_THE PROBLEM_. Make an exact copy of the entries below with the pictures removed.

_MATERIAL FOR THE TASK_.
• • • • • • •
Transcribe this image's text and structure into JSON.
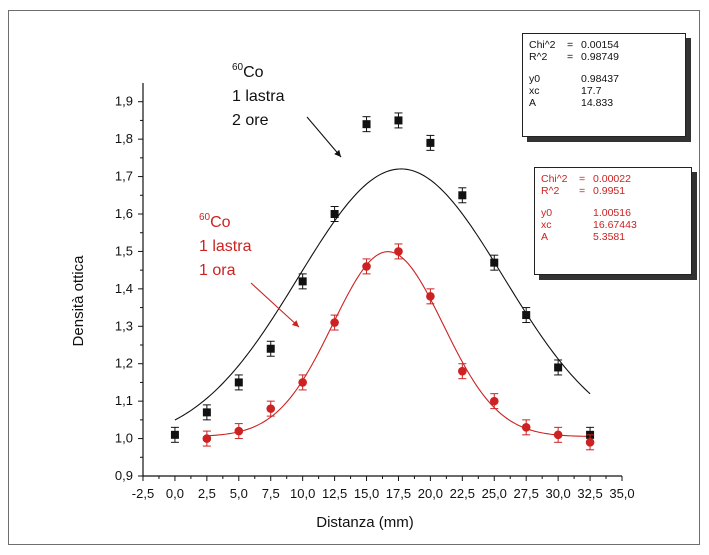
{
  "chart_data": {
    "type": "scatter",
    "xlabel": "Distanza (mm)",
    "ylabel": "Densità ottica",
    "xlim": [
      -2.5,
      35.0
    ],
    "ylim": [
      0.9,
      1.95
    ],
    "x_ticks": [
      "-2,5",
      "0,0",
      "2,5",
      "5,0",
      "7,5",
      "10,0",
      "12,5",
      "15,0",
      "17,5",
      "20,0",
      "22,5",
      "25,0",
      "27,5",
      "30,0",
      "32,5",
      "35,0"
    ],
    "x_tick_values": [
      -2.5,
      0,
      2.5,
      5,
      7.5,
      10,
      12.5,
      15,
      17.5,
      20,
      22.5,
      25,
      27.5,
      30,
      32.5,
      35
    ],
    "y_ticks": [
      "0,9",
      "1,0",
      "1,1",
      "1,2",
      "1,3",
      "1,4",
      "1,5",
      "1,6",
      "1,7",
      "1,8",
      "1,9"
    ],
    "y_tick_values": [
      0.9,
      1.0,
      1.1,
      1.2,
      1.3,
      1.4,
      1.5,
      1.6,
      1.7,
      1.8,
      1.9
    ],
    "grid": false,
    "series": [
      {
        "color": "#111111",
        "marker": "square",
        "x": [
          0,
          2.5,
          5,
          7.5,
          10,
          12.5,
          15,
          17.5,
          20,
          22.5,
          25,
          27.5,
          30,
          32.5
        ],
        "y": [
          1.01,
          1.07,
          1.15,
          1.24,
          1.42,
          1.6,
          1.84,
          1.85,
          1.79,
          1.65,
          1.47,
          1.33,
          1.19,
          1.01
        ],
        "yerr": 0.02,
        "fit": {
          "y0": 0.98437,
          "xc": 17.7,
          "A": 14.833,
          "w": 16.08
        }
      },
      {
        "color": "#cc2222",
        "marker": "circle",
        "x": [
          2.5,
          5,
          7.5,
          10,
          12.5,
          15,
          17.5,
          20,
          22.5,
          25,
          27.5,
          30,
          32.5
        ],
        "y": [
          1.0,
          1.02,
          1.08,
          1.15,
          1.31,
          1.46,
          1.5,
          1.38,
          1.18,
          1.1,
          1.03,
          1.01,
          0.99
        ],
        "yerr": 0.02,
        "fit": {
          "y0": 1.00516,
          "xc": 16.67443,
          "A": 5.3581,
          "w": 8.65
        }
      }
    ],
    "annotations": [
      {
        "sup": "60",
        "lines": [
          "Co",
          "1 lastra",
          "2 ore"
        ],
        "color": "#111111"
      },
      {
        "sup": "60",
        "lines": [
          "Co",
          "1 lastra",
          "1 ora"
        ],
        "color": "#cc2222"
      }
    ],
    "stats_boxes": [
      {
        "color": "#111111",
        "rows": [
          [
            "Chi^2",
            "=",
            "0.00154"
          ],
          [
            "R^2",
            "=",
            "0.98749"
          ]
        ],
        "params": [
          [
            "y0",
            "0.98437"
          ],
          [
            "xc",
            "17.7"
          ],
          [
            "A",
            "14.833"
          ]
        ]
      },
      {
        "color": "#cc2222",
        "rows": [
          [
            "Chi^2",
            "=",
            "0.00022"
          ],
          [
            "R^2",
            "=",
            "0.9951"
          ]
        ],
        "params": [
          [
            "y0",
            "1.00516"
          ],
          [
            "xc",
            "16.67443"
          ],
          [
            "A",
            "5.3581"
          ]
        ]
      }
    ]
  }
}
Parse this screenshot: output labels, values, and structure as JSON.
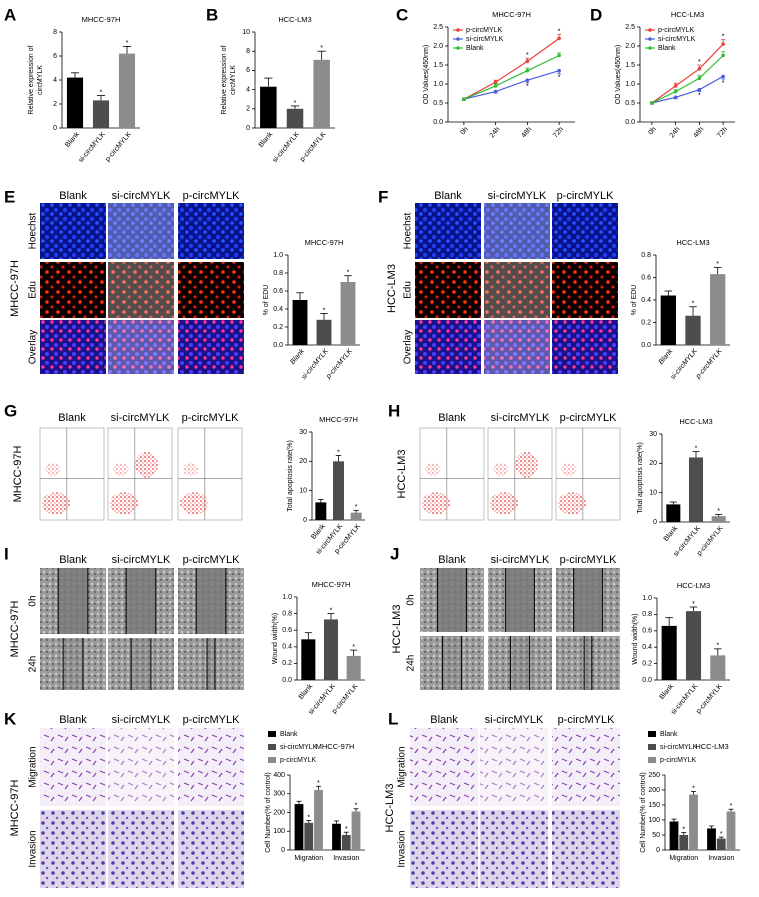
• • • • • • •
_ANSWER TO THE TASK_.
Transcribe this image's text and structure into JSON.
{
  "chart_data": {
    "type": "scatter",
    "xlabel": "Distanza (mm)",
    "ylabel": "Densità ottica",
    "xlim": [
      -2.5,
      35.0
    ],
    "ylim": [
      0.9,
      1.95
    ],
    "x_ticks": [
      "-2,5",
      "0,0",
      "2,5",
      "5,0",
      "7,5",
      "10,0",
      "12,5",
      "15,0",
      "17,5",
      "20,0",
      "22,5",
      "25,0",
      "27,5",
      "30,0",
      "32,5",
      "35,0"
    ],
    "x_tick_values": [
      -2.5,
      0,
      2.5,
      5,
      7.5,
      10,
      12.5,
      15,
      17.5,
      20,
      22.5,
      25,
      27.5,
      30,
      32.5,
      35
    ],
    "y_ticks": [
      "0,9",
      "1,0",
      "1,1",
      "1,2",
      "1,3",
      "1,4",
      "1,5",
      "1,6",
      "1,7",
      "1,8",
      "1,9"
    ],
    "y_tick_values": [
      0.9,
      1.0,
      1.1,
      1.2,
      1.3,
      1.4,
      1.5,
      1.6,
      1.7,
      1.8,
      1.9
    ],
    "grid": false,
    "series": [
      {
        "color": "#111111",
        "marker": "square",
        "x": [
          0,
          2.5,
          5,
          7.5,
          10,
          12.5,
          15,
          17.5,
          20,
          22.5,
          25,
          27.5,
          30,
          32.5
        ],
        "y": [
          1.01,
          1.07,
          1.15,
          1.24,
          1.42,
          1.6,
          1.84,
          1.85,
          1.79,
          1.65,
          1.47,
          1.33,
          1.19,
          1.01
        ],
        "yerr": 0.02,
        "fit": {
          "y0": 0.98437,
          "xc": 17.7,
          "A": 14.833,
          "w": 16.08
        }
      },
      {
        "color": "#cc2222",
        "marker": "circle",
        "x": [
          2.5,
          5,
          7.5,
          10,
          12.5,
          15,
          17.5,
          20,
          22.5,
          25,
          27.5,
          30,
          32.5
        ],
        "y": [
          1.0,
          1.02,
          1.08,
          1.15,
          1.31,
          1.46,
          1.5,
          1.38,
          1.18,
          1.1,
          1.03,
          1.01,
          0.99
        ],
        "yerr": 0.02,
        "fit": {
          "y0": 1.00516,
          "xc": 16.67443,
          "A": 5.3581,
          "w": 8.65
        }
      }
    ],
    "annotations": [
      {
        "sup": "60",
        "lines": [
          "Co",
          "1 lastra",
          "2 ore"
        ],
        "color": "#111111"
      },
      {
        "sup": "60",
        "lines": [
          "Co",
          "1 lastra",
          "1 ora"
        ],
        "color": "#cc2222"
      }
    ],
    "stats_boxes": [
      {
        "color": "#111111",
        "rows": [
          [
            "Chi^2",
            "=",
            "0.00154"
          ],
          [
            "R^2",
            "=",
            "0.98749"
          ]
        ],
        "params": [
          [
            "y0",
            "0.98437"
          ],
          [
            "xc",
            "17.7"
          ],
          [
            "A",
            "14.833"
          ]
        ]
      },
      {
        "color": "#cc2222",
        "rows": [
          [
            "Chi^2",
            "=",
            "0.00022"
          ],
          [
            "R^2",
            "=",
            "0.9951"
          ]
        ],
        "params": [
          [
            "y0",
            "1.00516"
          ],
          [
            "xc",
            "16.67443"
          ],
          [
            "A",
            "5.3581"
          ]
        ]
      }
    ]
  }
}
Parse this screenshot: output labels, values, and structure as JSON.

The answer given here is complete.